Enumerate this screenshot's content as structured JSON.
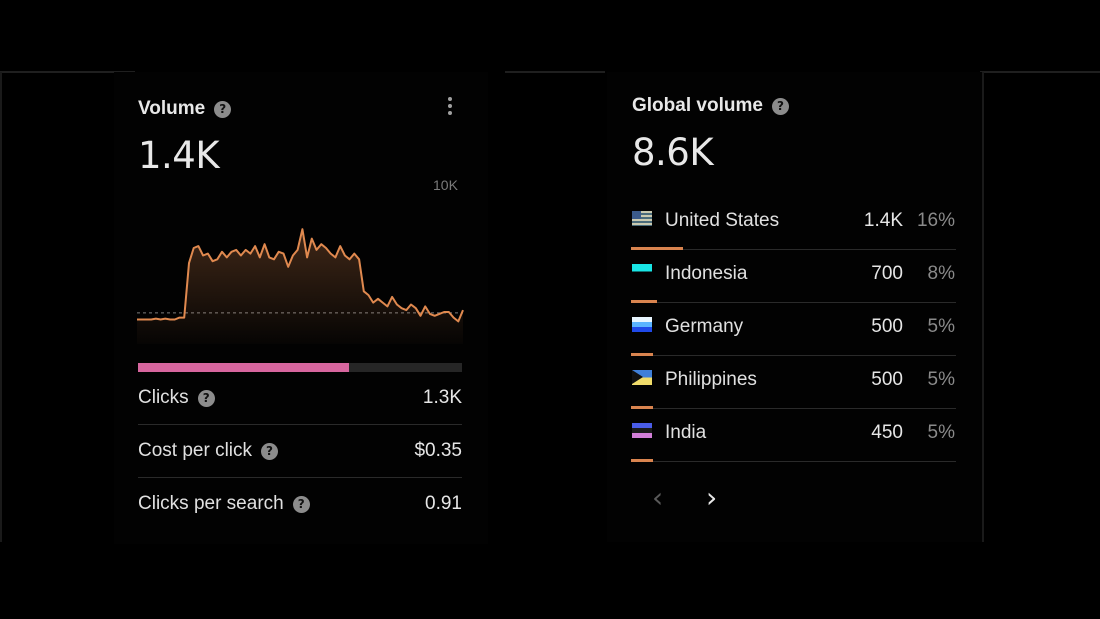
{
  "volume_card": {
    "title": "Volume",
    "value": "1.4K",
    "chart_ymax_label": "10K",
    "clicks_ratio": 0.65,
    "metrics": [
      {
        "label": "Clicks",
        "value": "1.3K"
      },
      {
        "label": "Cost per click",
        "value": "$0.35"
      },
      {
        "label": "Clicks per search",
        "value": "0.91"
      }
    ]
  },
  "chart_data": {
    "type": "area",
    "title": "",
    "ylim": [
      0,
      10000
    ],
    "y_tick_labels": [
      "10K"
    ],
    "series": [
      {
        "color": "#e0894f",
        "values": [
          1300,
          1300,
          1300,
          1300,
          1350,
          1300,
          1350,
          1300,
          1300,
          1400,
          1400,
          4300,
          5100,
          5200,
          4700,
          4800,
          4400,
          4500,
          4900,
          4600,
          4900,
          5000,
          4700,
          5000,
          4800,
          5200,
          4600,
          5300,
          4600,
          4500,
          4900,
          4800,
          4100,
          4700,
          5000,
          6100,
          4600,
          5600,
          5000,
          5300,
          5100,
          4800,
          4600,
          5200,
          4700,
          4500,
          4800,
          4500,
          2800,
          2600,
          2200,
          2400,
          2200,
          2000,
          2500,
          2100,
          1900,
          1800,
          2100,
          1900,
          1500,
          2000,
          1600,
          1500,
          1600,
          1700,
          1700,
          1400,
          1200,
          1800
        ]
      }
    ],
    "reference_line": {
      "value": 1650,
      "style": "dashed"
    }
  },
  "global_card": {
    "title": "Global volume",
    "value": "8.6K",
    "countries": [
      {
        "name": "United States",
        "value": "1.4K",
        "percent": "16%",
        "share": 0.16,
        "flag": "us-flag-icon"
      },
      {
        "name": "Indonesia",
        "value": "700",
        "percent": "8%",
        "share": 0.08,
        "flag": "id-flag-icon"
      },
      {
        "name": "Germany",
        "value": "500",
        "percent": "5%",
        "share": 0.05,
        "flag": "de-flag-icon"
      },
      {
        "name": "Philippines",
        "value": "500",
        "percent": "5%",
        "share": 0.05,
        "flag": "ph-flag-icon"
      },
      {
        "name": "India",
        "value": "450",
        "percent": "5%",
        "share": 0.05,
        "flag": "in-flag-icon"
      }
    ],
    "pagination": {
      "prev": "‹",
      "next": "›"
    }
  },
  "colors": {
    "accent_line": "#e0894f",
    "clicks_bar": "#d7669e",
    "track": "#262626"
  }
}
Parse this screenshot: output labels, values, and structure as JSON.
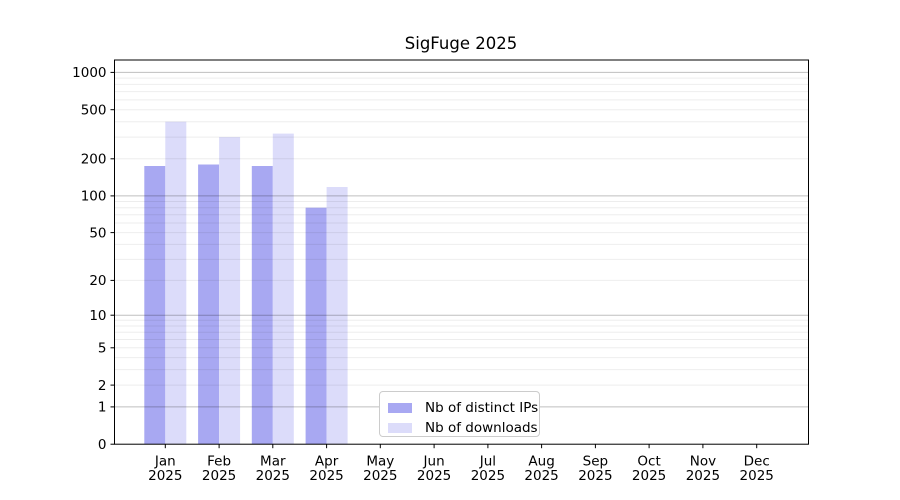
{
  "chart_data": {
    "type": "bar",
    "title": "SigFuge 2025",
    "categories": [
      "Jan",
      "Feb",
      "Mar",
      "Apr",
      "May",
      "Jun",
      "Jul",
      "Aug",
      "Sep",
      "Oct",
      "Nov",
      "Dec"
    ],
    "x_tick_second_line": "2025",
    "series": [
      {
        "name": "Nb of distinct IPs",
        "color": "#a8a8f2",
        "values": [
          175,
          180,
          175,
          80,
          0,
          0,
          0,
          0,
          0,
          0,
          0,
          0
        ]
      },
      {
        "name": "Nb of downloads",
        "color": "#dcdcfa",
        "values": [
          400,
          300,
          320,
          118,
          0,
          0,
          0,
          0,
          0,
          0,
          0,
          0
        ]
      }
    ],
    "y_scale": "log1p",
    "y_tick_values": [
      0,
      1,
      2,
      5,
      10,
      20,
      50,
      100,
      200,
      500,
      1000
    ],
    "y_tick_labels": [
      "0",
      "1",
      "2",
      "5",
      "10",
      "20",
      "50",
      "100",
      "200",
      "500",
      "1000"
    ],
    "ylim": [
      0,
      1260
    ],
    "grid": "horizontal, minor light gray + darker major at 1/10/100/1000, drawn over bars",
    "legend_position": "inside plot, lower middle",
    "colors": {
      "axis": "#000000",
      "background": "#ffffff"
    }
  }
}
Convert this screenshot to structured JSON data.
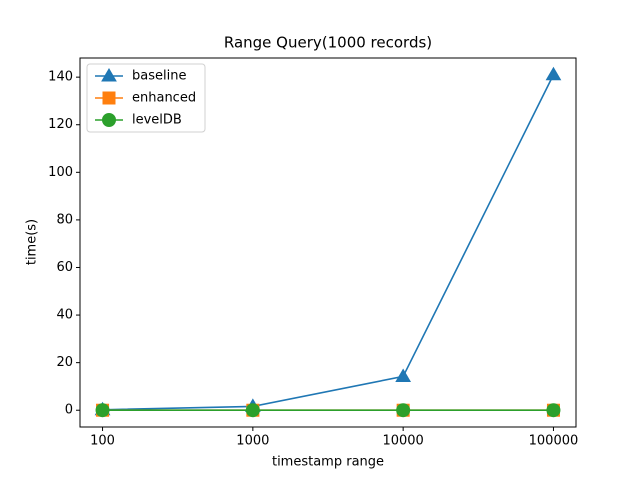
{
  "chart_data": {
    "type": "line",
    "title": "Range Query(1000 records)",
    "x_label": "timestamp range",
    "y_label": "time(s)",
    "categories": [
      "100",
      "1000",
      "10000",
      "100000"
    ],
    "series": [
      {
        "name": "baseline",
        "color": "#1f77b4",
        "marker": "triangle",
        "values": [
          0.2,
          1.6,
          14.2,
          141
        ]
      },
      {
        "name": "enhanced",
        "color": "#ff7f0e",
        "marker": "square",
        "values": [
          0,
          0,
          0,
          0
        ]
      },
      {
        "name": "levelDB",
        "color": "#2ca02c",
        "marker": "circle",
        "values": [
          0,
          0,
          0,
          0
        ]
      }
    ],
    "ylim": [
      -7.05,
      148.05
    ],
    "yticks": [
      0,
      20,
      40,
      60,
      80,
      100,
      120,
      140
    ],
    "legend": "upper left",
    "grid": false
  }
}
+++++
Up to and including the last line of the listing, starting at the line with "Convert this screenshot", extract every line exactly and leave out the pictures.

▸ Answer to this problem:
Convert this screenshot to structured JSON data.
{
  "chart_data": {
    "type": "line",
    "title": "Range Query(1000 records)",
    "x_label": "timestamp range",
    "y_label": "time(s)",
    "categories": [
      "100",
      "1000",
      "10000",
      "100000"
    ],
    "series": [
      {
        "name": "baseline",
        "color": "#1f77b4",
        "marker": "triangle",
        "values": [
          0.2,
          1.6,
          14.2,
          141
        ]
      },
      {
        "name": "enhanced",
        "color": "#ff7f0e",
        "marker": "square",
        "values": [
          0,
          0,
          0,
          0
        ]
      },
      {
        "name": "levelDB",
        "color": "#2ca02c",
        "marker": "circle",
        "values": [
          0,
          0,
          0,
          0
        ]
      }
    ],
    "ylim": [
      -7.05,
      148.05
    ],
    "yticks": [
      0,
      20,
      40,
      60,
      80,
      100,
      120,
      140
    ],
    "legend": "upper left",
    "grid": false
  }
}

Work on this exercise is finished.